▶ **Supplied information**
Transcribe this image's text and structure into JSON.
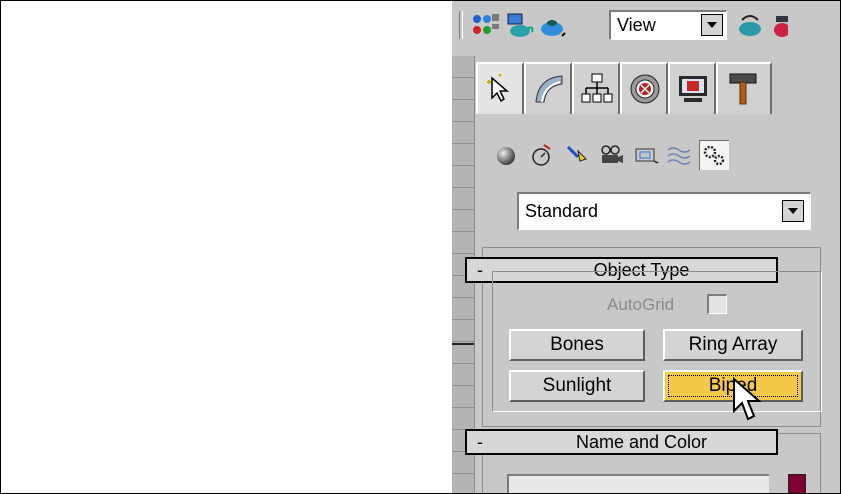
{
  "toolbar": {
    "icons": [
      "select-objects-icon",
      "render-scene-icon",
      "quick-render-icon",
      "render-type-icon"
    ],
    "render_dropdown": {
      "selected": "View"
    }
  },
  "command_panel": {
    "tabs": [
      "create-tab",
      "modify-tab",
      "hierarchy-tab",
      "motion-tab",
      "display-tab",
      "utilities-tab"
    ],
    "active_tab": "create-tab",
    "categories": [
      "geometry",
      "shapes",
      "lights",
      "cameras",
      "helpers",
      "space-warps",
      "systems"
    ],
    "active_category": "systems",
    "subcategory_dropdown": {
      "selected": "Standard"
    },
    "object_type": {
      "header_minus": "-",
      "title": "Object Type",
      "autogrid_label": "AutoGrid",
      "buttons": {
        "bones": "Bones",
        "ring_array": "Ring Array",
        "sunlight": "Sunlight",
        "biped": "Biped"
      },
      "selected_button": "Biped"
    },
    "name_and_color": {
      "header_minus": "-",
      "title": "Name and Color",
      "name_value": "",
      "color": "#800033"
    }
  }
}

▶ **Work to do**
Without including the pictures, return each record above exactly as it stands.

▶ **Task response**
Transcribe this image's text and structure into JSON.
{
  "toolbar": {
    "icons": [
      "select-objects-icon",
      "render-scene-icon",
      "quick-render-icon",
      "render-type-icon"
    ],
    "render_dropdown": {
      "selected": "View"
    }
  },
  "command_panel": {
    "tabs": [
      "create-tab",
      "modify-tab",
      "hierarchy-tab",
      "motion-tab",
      "display-tab",
      "utilities-tab"
    ],
    "active_tab": "create-tab",
    "categories": [
      "geometry",
      "shapes",
      "lights",
      "cameras",
      "helpers",
      "space-warps",
      "systems"
    ],
    "active_category": "systems",
    "subcategory_dropdown": {
      "selected": "Standard"
    },
    "object_type": {
      "header_minus": "-",
      "title": "Object Type",
      "autogrid_label": "AutoGrid",
      "buttons": {
        "bones": "Bones",
        "ring_array": "Ring Array",
        "sunlight": "Sunlight",
        "biped": "Biped"
      },
      "selected_button": "Biped"
    },
    "name_and_color": {
      "header_minus": "-",
      "title": "Name and Color",
      "name_value": "",
      "color": "#800033"
    }
  }
}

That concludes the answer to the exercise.